» Given instruction: Records follow. Copy every line with "upgrades".

Dataset items:
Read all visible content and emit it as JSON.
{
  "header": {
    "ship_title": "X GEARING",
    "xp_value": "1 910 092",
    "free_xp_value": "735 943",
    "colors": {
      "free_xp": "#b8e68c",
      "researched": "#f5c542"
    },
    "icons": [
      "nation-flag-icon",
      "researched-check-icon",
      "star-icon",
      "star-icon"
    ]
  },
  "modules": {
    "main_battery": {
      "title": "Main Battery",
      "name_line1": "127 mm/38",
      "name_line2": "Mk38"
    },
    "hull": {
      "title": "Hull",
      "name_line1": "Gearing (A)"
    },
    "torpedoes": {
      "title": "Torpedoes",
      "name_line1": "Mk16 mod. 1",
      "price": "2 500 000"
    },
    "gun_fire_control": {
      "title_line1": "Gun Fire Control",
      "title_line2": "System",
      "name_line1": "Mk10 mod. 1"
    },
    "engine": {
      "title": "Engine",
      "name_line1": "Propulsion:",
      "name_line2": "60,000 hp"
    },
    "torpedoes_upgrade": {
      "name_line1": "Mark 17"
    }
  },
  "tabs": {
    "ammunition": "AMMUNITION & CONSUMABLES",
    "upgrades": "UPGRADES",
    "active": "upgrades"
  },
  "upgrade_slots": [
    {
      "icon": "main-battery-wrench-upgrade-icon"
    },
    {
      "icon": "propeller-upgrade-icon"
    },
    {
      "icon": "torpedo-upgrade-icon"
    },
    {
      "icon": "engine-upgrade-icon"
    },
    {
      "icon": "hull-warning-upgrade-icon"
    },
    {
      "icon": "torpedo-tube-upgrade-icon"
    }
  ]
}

» Exercise solution:
    "upgrades": "UPGRADES",
    "active": "upgrades"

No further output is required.